─── Supplied records
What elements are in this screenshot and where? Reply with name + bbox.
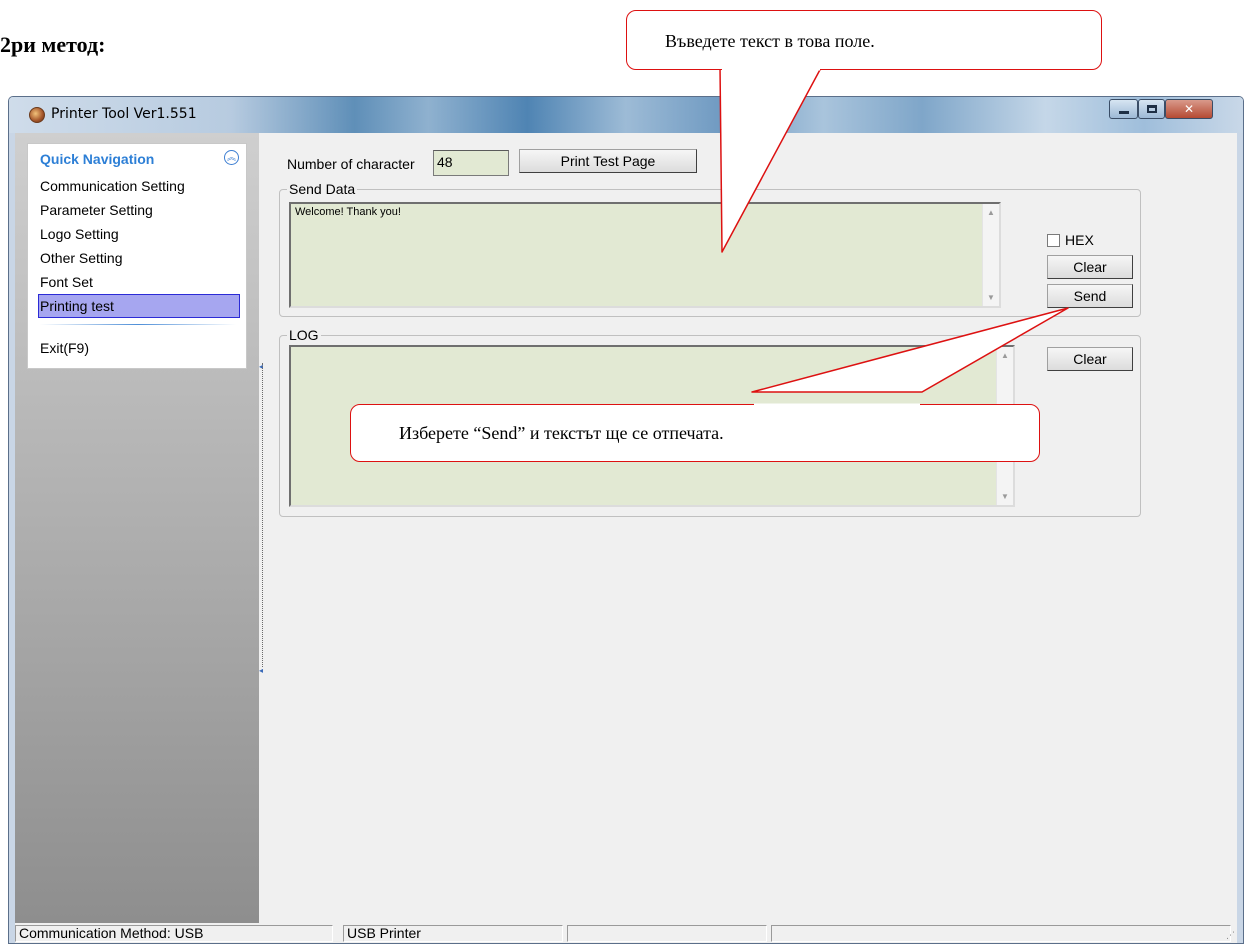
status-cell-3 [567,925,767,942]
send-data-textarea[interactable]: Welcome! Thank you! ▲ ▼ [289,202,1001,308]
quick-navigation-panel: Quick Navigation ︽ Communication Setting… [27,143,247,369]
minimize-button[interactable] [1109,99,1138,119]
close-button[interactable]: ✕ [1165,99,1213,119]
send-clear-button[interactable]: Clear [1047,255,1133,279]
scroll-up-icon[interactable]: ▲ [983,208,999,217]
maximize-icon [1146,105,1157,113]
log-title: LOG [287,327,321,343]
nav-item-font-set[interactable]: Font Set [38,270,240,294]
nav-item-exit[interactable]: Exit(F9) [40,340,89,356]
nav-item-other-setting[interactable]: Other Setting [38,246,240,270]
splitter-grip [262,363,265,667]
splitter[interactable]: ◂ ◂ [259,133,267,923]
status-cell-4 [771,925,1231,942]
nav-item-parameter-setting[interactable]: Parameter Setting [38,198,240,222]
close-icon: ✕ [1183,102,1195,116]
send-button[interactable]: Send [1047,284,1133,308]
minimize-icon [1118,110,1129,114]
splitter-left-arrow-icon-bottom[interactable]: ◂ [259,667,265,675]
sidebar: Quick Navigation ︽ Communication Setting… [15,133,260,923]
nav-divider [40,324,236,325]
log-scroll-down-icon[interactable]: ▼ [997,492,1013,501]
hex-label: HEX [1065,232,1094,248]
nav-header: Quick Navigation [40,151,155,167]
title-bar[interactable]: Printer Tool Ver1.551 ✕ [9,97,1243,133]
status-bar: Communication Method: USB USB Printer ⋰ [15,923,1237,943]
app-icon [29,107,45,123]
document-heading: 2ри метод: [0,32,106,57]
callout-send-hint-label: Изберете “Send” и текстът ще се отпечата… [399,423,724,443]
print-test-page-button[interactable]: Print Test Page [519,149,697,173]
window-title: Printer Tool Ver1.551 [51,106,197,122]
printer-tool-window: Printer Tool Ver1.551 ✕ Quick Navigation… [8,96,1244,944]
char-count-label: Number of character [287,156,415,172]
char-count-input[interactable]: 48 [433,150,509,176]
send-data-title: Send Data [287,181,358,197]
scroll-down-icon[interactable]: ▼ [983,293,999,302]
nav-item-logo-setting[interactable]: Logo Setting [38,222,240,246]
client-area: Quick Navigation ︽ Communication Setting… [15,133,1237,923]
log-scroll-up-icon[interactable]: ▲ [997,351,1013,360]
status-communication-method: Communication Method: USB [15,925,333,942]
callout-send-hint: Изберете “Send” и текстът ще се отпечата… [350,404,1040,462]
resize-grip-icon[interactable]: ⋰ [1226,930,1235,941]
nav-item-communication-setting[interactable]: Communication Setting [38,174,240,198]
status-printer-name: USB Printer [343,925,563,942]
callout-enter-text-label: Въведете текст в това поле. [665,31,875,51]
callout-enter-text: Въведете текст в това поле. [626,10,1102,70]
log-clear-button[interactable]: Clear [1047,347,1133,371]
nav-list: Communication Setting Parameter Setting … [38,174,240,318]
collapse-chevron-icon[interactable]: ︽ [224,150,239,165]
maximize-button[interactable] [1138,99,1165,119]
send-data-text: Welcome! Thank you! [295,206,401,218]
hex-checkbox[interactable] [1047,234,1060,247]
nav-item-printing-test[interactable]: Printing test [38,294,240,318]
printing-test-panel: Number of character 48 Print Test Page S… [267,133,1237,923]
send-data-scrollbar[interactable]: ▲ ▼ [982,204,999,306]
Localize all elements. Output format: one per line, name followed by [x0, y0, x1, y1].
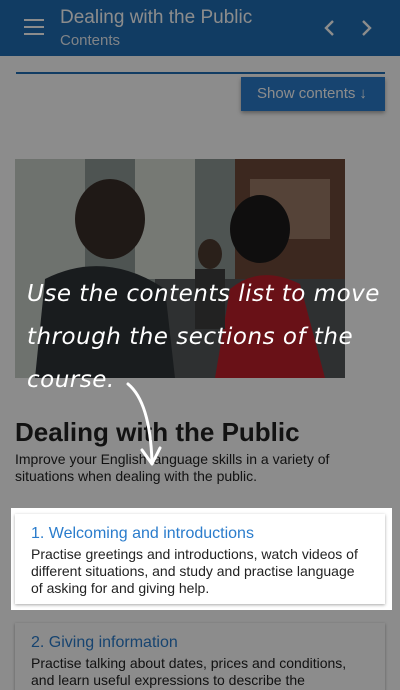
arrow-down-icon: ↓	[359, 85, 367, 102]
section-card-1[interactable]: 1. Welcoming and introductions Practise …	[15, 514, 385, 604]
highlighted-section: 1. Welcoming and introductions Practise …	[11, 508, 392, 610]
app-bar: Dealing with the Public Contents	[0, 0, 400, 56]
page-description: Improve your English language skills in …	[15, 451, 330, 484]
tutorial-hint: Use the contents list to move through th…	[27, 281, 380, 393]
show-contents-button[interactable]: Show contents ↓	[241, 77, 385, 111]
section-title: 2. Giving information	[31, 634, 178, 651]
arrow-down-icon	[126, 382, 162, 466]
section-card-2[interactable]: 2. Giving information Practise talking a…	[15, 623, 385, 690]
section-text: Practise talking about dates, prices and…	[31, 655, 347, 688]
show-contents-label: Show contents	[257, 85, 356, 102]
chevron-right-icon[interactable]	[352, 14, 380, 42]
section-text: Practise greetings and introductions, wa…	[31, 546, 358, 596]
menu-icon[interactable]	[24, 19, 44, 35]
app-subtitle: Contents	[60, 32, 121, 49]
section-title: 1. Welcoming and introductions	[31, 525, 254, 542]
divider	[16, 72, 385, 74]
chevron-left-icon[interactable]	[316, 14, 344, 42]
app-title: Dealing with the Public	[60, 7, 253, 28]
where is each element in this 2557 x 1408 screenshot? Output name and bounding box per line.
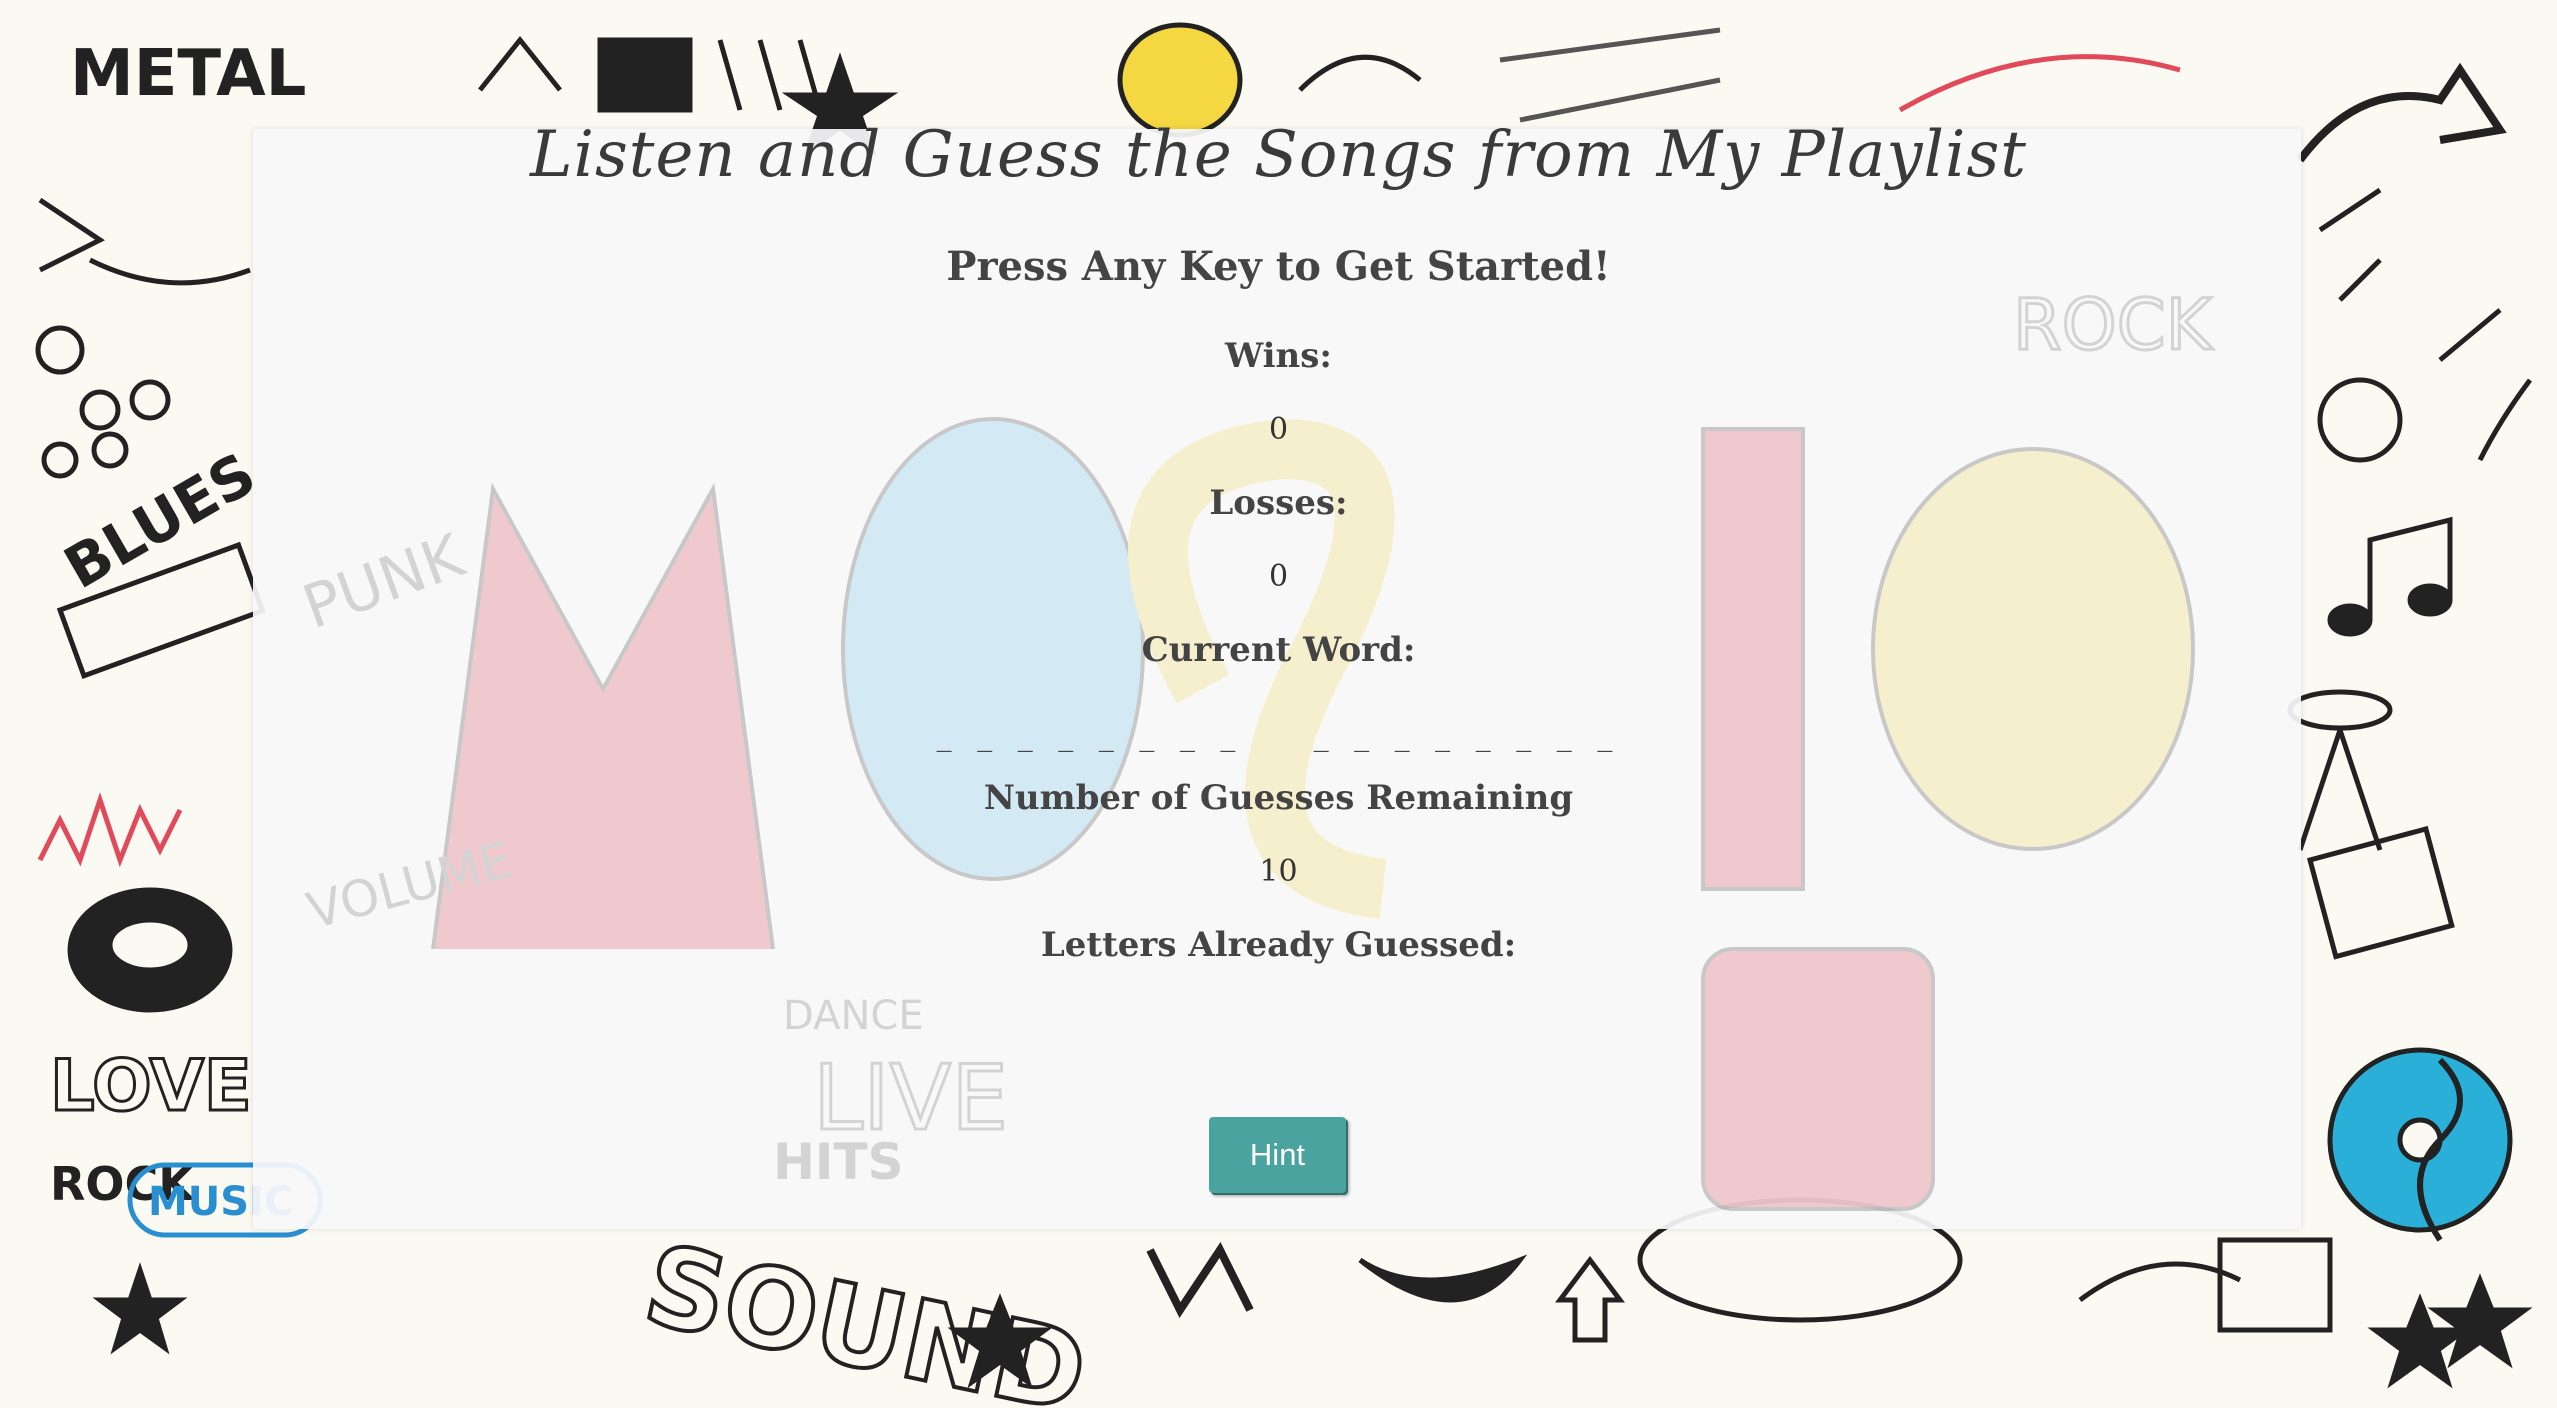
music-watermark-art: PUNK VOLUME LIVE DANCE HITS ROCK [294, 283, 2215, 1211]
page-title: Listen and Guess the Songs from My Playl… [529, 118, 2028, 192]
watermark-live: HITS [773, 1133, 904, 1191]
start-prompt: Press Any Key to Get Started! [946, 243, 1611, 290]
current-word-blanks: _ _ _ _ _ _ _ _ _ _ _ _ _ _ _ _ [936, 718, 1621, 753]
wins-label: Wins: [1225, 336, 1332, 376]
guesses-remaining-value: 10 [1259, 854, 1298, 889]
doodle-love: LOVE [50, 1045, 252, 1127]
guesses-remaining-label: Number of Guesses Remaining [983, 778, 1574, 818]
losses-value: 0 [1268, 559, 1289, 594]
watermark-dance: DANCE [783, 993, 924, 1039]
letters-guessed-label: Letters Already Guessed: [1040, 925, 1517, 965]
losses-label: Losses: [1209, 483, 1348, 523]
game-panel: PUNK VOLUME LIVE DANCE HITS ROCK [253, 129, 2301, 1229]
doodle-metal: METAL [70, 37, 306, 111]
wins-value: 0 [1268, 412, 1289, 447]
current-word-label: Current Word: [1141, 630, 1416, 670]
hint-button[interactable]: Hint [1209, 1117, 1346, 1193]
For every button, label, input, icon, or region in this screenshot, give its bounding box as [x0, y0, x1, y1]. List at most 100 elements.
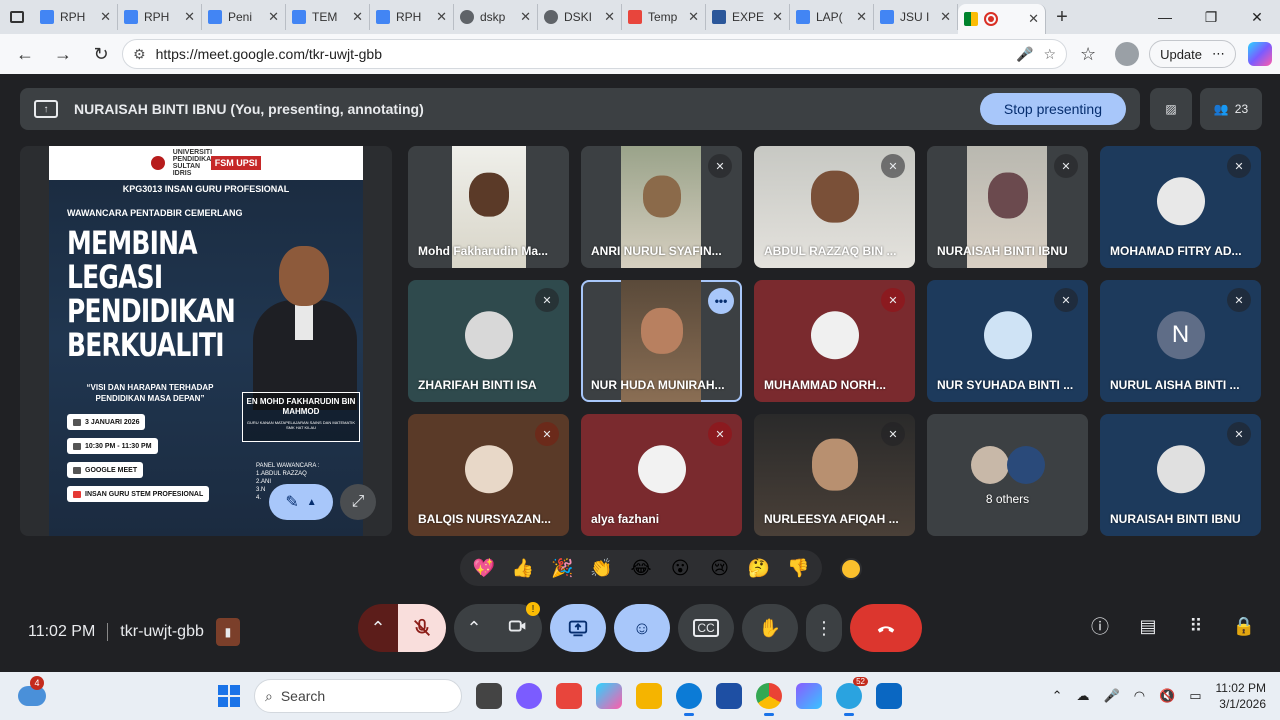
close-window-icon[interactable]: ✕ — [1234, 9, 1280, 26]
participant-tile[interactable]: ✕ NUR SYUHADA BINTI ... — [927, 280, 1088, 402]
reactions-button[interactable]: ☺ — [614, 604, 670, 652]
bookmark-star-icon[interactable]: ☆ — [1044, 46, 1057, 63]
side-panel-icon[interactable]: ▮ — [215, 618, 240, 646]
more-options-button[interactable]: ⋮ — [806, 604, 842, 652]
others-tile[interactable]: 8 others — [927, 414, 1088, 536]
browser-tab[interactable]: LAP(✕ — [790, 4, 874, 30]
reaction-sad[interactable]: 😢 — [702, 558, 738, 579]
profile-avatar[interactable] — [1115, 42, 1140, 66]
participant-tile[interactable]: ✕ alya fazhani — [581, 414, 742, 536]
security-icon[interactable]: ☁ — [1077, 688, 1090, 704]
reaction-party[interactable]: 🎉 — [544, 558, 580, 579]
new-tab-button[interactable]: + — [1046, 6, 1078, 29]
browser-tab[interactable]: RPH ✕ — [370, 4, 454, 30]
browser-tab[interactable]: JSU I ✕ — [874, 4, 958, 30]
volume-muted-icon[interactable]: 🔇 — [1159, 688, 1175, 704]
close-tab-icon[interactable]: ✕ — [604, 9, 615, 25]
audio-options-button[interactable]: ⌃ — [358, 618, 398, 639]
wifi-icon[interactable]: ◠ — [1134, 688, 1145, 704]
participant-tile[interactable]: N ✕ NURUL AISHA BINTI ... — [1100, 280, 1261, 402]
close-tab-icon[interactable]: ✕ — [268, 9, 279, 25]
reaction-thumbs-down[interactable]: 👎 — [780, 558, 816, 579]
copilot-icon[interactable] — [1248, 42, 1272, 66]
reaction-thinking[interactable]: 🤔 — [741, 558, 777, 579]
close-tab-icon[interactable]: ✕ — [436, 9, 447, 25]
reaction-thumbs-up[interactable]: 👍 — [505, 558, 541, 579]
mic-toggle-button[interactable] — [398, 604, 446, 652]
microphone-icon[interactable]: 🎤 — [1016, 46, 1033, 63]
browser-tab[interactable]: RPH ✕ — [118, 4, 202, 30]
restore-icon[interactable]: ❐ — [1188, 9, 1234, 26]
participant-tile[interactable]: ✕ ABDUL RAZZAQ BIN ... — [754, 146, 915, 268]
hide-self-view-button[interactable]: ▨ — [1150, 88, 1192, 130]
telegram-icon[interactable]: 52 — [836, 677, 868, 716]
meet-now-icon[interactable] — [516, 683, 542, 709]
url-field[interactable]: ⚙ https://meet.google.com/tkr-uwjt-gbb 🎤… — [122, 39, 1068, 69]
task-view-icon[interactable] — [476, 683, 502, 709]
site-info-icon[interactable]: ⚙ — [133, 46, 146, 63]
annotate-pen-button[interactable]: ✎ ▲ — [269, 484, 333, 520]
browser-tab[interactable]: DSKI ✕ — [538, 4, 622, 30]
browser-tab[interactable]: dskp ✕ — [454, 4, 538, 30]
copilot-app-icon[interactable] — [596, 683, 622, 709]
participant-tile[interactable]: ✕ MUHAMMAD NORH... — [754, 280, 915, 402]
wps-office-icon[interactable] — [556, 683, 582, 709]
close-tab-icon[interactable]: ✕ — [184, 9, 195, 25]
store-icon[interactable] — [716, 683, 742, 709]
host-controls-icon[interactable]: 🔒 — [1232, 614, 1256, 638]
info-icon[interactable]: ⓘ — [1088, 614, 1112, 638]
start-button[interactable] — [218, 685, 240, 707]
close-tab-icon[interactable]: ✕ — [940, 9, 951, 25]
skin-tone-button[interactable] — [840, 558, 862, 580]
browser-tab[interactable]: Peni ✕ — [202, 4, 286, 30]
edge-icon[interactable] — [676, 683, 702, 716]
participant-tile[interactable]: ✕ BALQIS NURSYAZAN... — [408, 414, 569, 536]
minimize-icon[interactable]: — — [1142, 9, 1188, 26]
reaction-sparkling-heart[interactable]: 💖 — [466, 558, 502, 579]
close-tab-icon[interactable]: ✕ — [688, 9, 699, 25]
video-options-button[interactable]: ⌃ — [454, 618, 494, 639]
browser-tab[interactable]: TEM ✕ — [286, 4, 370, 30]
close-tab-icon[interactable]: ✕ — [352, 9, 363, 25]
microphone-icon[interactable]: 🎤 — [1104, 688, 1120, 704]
──────
Directions for this task: Set down these rows exactly as they appear, starting with the line that contains "music-watermark-art: PUNK VOLUME" and going on through the line that contains "doodle-love: LOVE [50, 1045, 252, 1127]", with both of those lines included.

Written solution:
music-watermark-art: PUNK VOLUME LIVE DANCE HITS ROCK [294, 283, 2215, 1211]
page-title: Listen and Guess the Songs from My Playl… [529, 118, 2028, 192]
watermark-live: HITS [773, 1133, 904, 1191]
start-prompt: Press Any Key to Get Started! [946, 243, 1611, 290]
current-word-blanks: _ _ _ _ _ _ _ _ _ _ _ _ _ _ _ _ [936, 718, 1621, 753]
wins-label: Wins: [1225, 336, 1332, 376]
guesses-remaining-value: 10 [1259, 854, 1298, 889]
doodle-love: LOVE [50, 1045, 252, 1127]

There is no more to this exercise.